# Records provided start
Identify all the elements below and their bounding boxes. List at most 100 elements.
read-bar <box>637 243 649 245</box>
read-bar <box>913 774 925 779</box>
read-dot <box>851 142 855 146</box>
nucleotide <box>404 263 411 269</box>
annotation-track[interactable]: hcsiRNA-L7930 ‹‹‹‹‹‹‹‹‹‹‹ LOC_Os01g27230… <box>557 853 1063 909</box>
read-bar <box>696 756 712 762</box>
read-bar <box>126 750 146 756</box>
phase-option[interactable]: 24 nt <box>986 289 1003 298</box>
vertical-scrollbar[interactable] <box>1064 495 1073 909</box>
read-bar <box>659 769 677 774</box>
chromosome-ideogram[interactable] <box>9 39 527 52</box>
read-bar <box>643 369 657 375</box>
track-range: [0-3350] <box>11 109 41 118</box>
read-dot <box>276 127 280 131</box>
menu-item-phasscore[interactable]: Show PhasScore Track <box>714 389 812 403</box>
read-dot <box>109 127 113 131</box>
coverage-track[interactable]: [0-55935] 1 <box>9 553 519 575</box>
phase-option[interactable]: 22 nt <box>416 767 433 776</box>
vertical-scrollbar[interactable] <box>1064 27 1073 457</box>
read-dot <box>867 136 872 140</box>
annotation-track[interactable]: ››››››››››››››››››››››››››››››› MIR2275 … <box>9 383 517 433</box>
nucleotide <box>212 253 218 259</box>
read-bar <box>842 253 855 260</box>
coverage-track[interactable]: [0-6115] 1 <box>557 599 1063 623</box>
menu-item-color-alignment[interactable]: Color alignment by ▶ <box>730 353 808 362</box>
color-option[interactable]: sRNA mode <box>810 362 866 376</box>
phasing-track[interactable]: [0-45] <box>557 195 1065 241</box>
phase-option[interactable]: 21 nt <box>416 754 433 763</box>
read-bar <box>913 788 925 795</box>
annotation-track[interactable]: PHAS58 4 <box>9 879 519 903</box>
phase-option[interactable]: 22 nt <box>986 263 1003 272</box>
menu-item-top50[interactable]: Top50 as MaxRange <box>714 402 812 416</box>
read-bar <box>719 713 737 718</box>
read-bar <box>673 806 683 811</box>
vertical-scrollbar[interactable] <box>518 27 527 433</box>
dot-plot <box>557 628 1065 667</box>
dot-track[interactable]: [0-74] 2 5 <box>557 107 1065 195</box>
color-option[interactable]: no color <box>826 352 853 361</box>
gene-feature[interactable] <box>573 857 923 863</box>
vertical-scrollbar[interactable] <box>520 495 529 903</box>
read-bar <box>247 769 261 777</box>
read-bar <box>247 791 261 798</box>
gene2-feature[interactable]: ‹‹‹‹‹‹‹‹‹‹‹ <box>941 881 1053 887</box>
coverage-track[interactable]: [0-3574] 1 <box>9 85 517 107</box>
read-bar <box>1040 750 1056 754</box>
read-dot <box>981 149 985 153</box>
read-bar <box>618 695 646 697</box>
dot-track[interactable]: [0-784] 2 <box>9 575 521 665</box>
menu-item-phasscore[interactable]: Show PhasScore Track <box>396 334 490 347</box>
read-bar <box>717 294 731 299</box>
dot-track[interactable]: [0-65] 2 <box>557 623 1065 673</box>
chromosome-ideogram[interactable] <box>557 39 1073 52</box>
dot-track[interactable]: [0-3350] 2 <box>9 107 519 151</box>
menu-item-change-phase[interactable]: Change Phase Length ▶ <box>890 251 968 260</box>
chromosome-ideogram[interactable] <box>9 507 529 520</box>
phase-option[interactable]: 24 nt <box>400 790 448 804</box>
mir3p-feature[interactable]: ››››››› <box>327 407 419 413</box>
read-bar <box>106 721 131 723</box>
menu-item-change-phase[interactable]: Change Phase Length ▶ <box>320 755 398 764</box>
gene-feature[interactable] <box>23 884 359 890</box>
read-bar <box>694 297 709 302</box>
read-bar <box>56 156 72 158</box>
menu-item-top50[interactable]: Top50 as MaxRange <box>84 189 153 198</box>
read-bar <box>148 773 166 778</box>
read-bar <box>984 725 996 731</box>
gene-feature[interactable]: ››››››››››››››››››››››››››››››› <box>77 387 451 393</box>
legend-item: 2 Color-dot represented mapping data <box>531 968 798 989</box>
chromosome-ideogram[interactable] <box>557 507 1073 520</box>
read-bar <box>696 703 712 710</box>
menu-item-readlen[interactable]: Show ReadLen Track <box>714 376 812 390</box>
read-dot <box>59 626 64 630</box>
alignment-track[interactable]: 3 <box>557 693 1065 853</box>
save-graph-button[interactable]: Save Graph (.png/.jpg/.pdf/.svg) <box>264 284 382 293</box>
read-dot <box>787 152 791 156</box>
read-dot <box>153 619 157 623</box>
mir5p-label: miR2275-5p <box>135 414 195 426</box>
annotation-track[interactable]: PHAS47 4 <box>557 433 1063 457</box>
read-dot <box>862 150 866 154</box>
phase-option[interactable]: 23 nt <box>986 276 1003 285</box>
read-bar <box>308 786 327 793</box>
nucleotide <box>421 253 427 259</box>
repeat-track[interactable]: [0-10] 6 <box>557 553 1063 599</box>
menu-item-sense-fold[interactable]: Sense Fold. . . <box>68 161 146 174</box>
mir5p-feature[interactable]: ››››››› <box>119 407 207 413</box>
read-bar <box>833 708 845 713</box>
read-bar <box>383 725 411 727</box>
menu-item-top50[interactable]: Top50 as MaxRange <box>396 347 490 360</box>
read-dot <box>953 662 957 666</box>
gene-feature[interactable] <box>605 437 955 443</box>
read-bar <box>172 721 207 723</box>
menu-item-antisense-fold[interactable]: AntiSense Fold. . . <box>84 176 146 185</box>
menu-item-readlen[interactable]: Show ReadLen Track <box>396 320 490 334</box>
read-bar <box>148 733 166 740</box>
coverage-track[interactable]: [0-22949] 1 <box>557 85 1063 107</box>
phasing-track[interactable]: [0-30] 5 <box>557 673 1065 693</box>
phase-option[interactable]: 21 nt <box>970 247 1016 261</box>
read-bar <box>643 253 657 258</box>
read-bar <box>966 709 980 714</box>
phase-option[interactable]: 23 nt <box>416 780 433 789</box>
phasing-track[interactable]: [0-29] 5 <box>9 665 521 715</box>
# Records provided end
# Records provided start
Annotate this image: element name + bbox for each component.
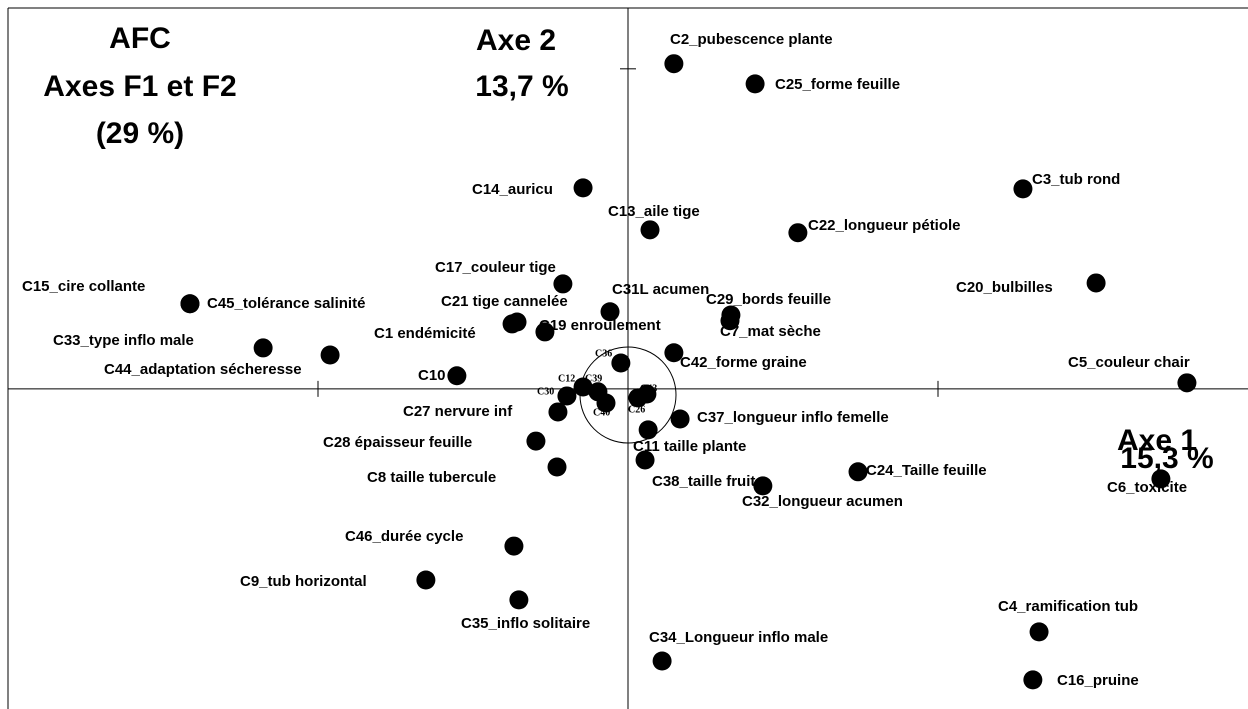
# Records provided end
What this task involves: Output everything in the data from the line containing "Identify all the" down to the line containing "read-dot <box>276 127 280 131</box>", both included, as a Markdown table with a "Row" column for the row number and a "Line" column for the text. Leave out any blank lines.

Solution to the exercise:
| Row | Line |
|---|---|
| 1 | Identify all the elements below and their bounding boxes. List at most 100 elements. |
| 2 | read-bar <box>637 243 649 245</box> |
| 3 | read-bar <box>913 774 925 779</box> |
| 4 | read-dot <box>851 142 855 146</box> |
| 5 | nucleotide <box>404 263 411 269</box> |
| 6 | annotation-track[interactable]: hcsiRNA-L7930 ‹‹‹‹‹‹‹‹‹‹‹ LOC_Os01g27230… <box>557 853 1063 909</box> |
| 7 | read-bar <box>696 756 712 762</box> |
| 8 | read-bar <box>126 750 146 756</box> |
| 9 | phase-option[interactable]: 24 nt <box>986 289 1003 298</box> |
| 10 | vertical-scrollbar[interactable] <box>1064 495 1073 909</box> |
| 11 | read-bar <box>659 769 677 774</box> |
| 12 | chromosome-ideogram[interactable] <box>9 39 527 52</box> |
| 13 | read-bar <box>643 369 657 375</box> |
| 14 | track-range: [0-3350] <box>11 109 41 118</box> |
| 15 | read-dot <box>276 127 280 131</box> |